(Dataset excerpt)
● ● ● ● ● ● ●
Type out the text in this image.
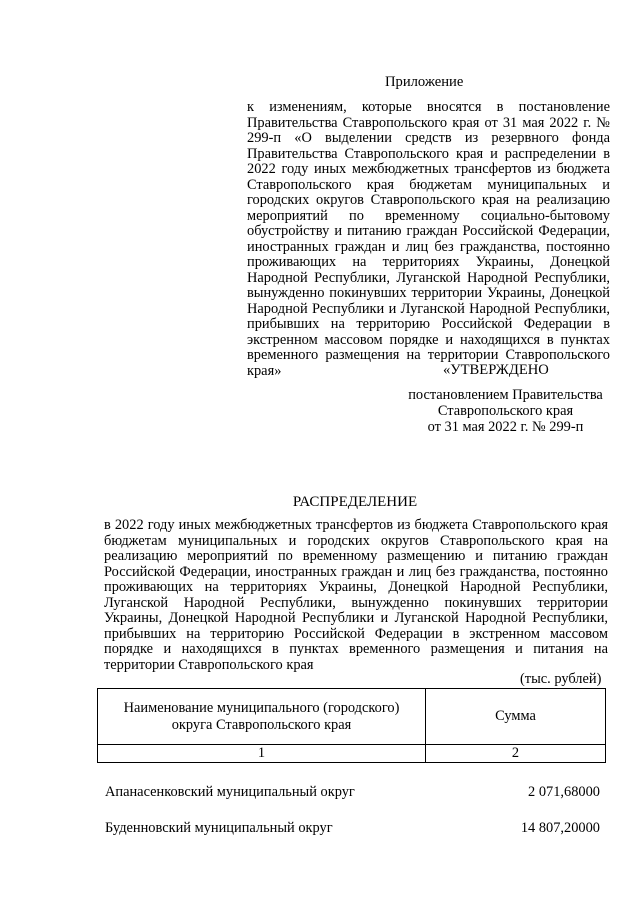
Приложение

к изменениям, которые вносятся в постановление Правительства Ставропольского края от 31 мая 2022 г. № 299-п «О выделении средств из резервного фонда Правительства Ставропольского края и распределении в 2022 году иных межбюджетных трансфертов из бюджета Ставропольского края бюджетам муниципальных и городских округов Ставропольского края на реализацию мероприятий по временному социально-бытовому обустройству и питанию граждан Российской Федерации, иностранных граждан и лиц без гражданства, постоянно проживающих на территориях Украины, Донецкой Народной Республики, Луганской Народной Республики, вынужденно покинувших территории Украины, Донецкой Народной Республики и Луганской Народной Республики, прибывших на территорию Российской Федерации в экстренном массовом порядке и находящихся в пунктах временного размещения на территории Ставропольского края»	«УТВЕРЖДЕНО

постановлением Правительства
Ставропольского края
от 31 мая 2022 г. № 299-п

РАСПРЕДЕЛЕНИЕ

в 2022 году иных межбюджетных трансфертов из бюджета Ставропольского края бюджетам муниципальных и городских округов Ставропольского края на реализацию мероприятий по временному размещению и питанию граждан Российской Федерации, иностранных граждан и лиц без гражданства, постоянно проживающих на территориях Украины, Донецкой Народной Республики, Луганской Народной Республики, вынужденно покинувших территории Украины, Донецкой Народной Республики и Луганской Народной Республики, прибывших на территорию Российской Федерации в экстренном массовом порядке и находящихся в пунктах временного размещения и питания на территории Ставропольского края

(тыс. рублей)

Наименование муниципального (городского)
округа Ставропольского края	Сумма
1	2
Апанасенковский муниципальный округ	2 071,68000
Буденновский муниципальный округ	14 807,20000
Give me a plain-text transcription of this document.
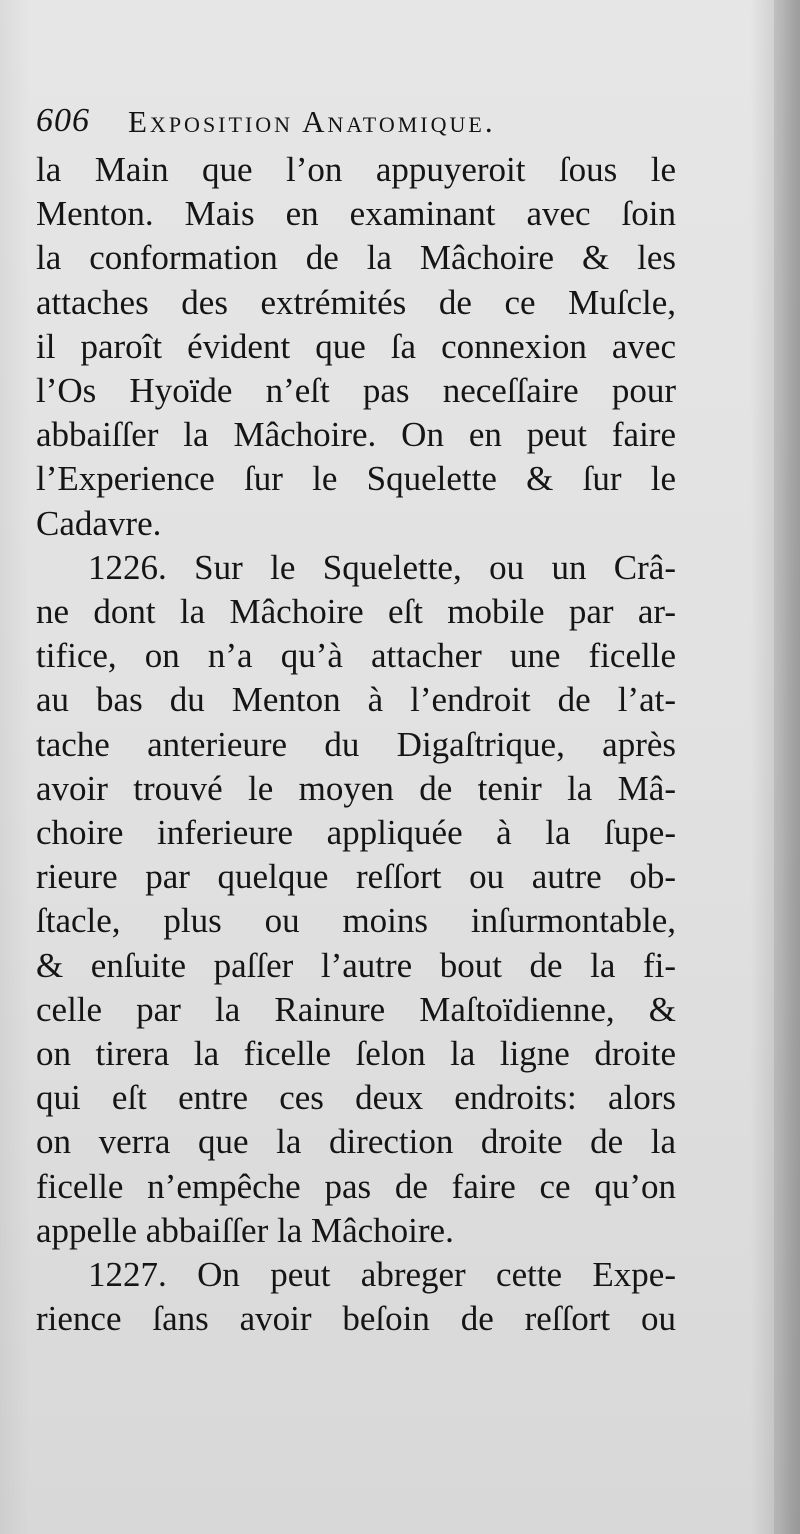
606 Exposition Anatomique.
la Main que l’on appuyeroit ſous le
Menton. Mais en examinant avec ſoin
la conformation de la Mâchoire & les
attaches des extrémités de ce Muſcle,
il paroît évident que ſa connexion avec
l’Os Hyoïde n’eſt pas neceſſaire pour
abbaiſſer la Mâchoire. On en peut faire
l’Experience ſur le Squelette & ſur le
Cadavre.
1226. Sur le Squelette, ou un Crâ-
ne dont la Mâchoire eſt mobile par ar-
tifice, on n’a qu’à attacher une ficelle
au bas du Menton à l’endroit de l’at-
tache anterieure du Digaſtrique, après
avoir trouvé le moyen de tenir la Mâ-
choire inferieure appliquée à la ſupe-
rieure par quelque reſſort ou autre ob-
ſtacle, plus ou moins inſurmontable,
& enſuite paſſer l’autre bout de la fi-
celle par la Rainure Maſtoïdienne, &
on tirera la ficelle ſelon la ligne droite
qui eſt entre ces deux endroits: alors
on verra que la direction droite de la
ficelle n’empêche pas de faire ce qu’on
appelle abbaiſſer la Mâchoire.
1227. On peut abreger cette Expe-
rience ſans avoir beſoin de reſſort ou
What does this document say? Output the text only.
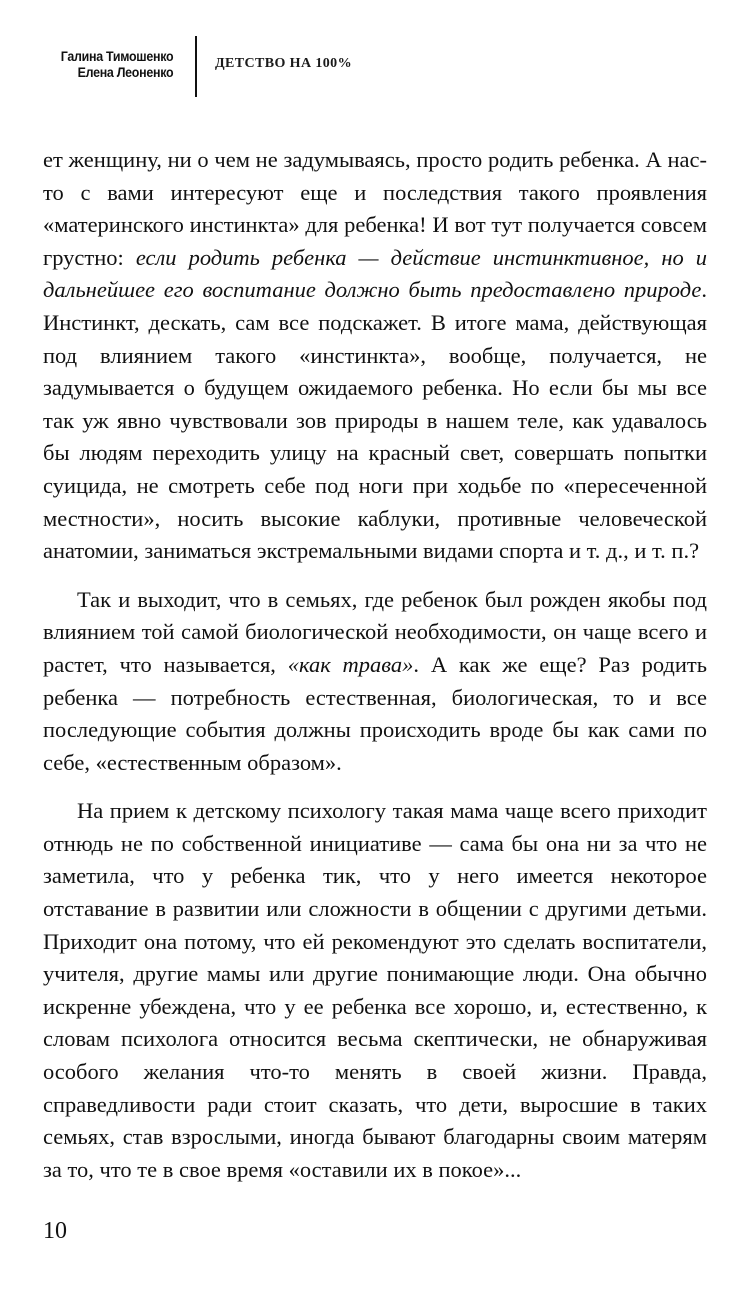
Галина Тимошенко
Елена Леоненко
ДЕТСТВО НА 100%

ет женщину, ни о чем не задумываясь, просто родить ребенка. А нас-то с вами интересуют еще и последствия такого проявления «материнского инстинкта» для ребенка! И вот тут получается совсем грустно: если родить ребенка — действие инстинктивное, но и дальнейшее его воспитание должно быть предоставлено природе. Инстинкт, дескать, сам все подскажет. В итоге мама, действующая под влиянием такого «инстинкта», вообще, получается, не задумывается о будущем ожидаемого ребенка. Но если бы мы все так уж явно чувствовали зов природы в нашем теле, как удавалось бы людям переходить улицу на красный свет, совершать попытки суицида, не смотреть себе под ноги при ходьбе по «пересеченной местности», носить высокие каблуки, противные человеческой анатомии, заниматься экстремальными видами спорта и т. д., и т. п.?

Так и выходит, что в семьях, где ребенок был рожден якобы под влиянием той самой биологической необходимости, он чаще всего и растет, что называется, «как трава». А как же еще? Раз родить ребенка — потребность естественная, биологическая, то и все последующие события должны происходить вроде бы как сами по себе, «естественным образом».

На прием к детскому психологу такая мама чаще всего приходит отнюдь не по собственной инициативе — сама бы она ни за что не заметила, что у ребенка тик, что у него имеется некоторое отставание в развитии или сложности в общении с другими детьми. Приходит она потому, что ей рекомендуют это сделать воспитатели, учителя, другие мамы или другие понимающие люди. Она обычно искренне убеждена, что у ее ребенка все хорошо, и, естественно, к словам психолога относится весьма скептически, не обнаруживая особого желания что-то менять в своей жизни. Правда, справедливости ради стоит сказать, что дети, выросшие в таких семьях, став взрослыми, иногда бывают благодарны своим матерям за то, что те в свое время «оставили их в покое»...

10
● ● ● ● ● ● ●
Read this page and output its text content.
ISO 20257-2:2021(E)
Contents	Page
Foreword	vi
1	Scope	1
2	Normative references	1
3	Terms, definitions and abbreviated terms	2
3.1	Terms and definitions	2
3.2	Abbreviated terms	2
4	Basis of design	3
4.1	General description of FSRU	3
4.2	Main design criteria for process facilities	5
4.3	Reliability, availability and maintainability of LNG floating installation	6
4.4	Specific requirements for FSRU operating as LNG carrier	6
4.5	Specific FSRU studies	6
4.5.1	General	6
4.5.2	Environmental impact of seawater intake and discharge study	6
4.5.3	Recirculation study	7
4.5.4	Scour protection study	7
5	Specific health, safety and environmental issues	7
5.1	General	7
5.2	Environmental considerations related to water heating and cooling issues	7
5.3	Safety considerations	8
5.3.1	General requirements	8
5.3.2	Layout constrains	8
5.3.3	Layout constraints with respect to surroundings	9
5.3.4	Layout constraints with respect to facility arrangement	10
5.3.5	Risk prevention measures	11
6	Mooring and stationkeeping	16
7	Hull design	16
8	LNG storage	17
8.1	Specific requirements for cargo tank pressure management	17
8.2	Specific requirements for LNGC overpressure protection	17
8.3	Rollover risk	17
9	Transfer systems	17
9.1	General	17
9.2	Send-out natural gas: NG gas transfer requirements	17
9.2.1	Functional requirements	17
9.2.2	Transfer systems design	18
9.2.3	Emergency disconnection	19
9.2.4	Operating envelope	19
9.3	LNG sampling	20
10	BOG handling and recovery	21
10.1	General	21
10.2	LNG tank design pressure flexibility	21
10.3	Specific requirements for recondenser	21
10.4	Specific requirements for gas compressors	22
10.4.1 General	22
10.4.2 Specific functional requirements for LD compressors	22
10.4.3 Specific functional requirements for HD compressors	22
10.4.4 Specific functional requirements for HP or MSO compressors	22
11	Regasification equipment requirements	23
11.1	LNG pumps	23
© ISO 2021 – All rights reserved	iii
● ● ● ● ● ● ●
Stated exercise:
Search the records for the word "General", then list every line that has it.

Answer to this task:
4.1	General description of FSRU	3
4.5.1	General	6
5.1	General	7
5.3.1	General requirements	8
9.1	General	17
10.1	General	21
10.4.1 General	22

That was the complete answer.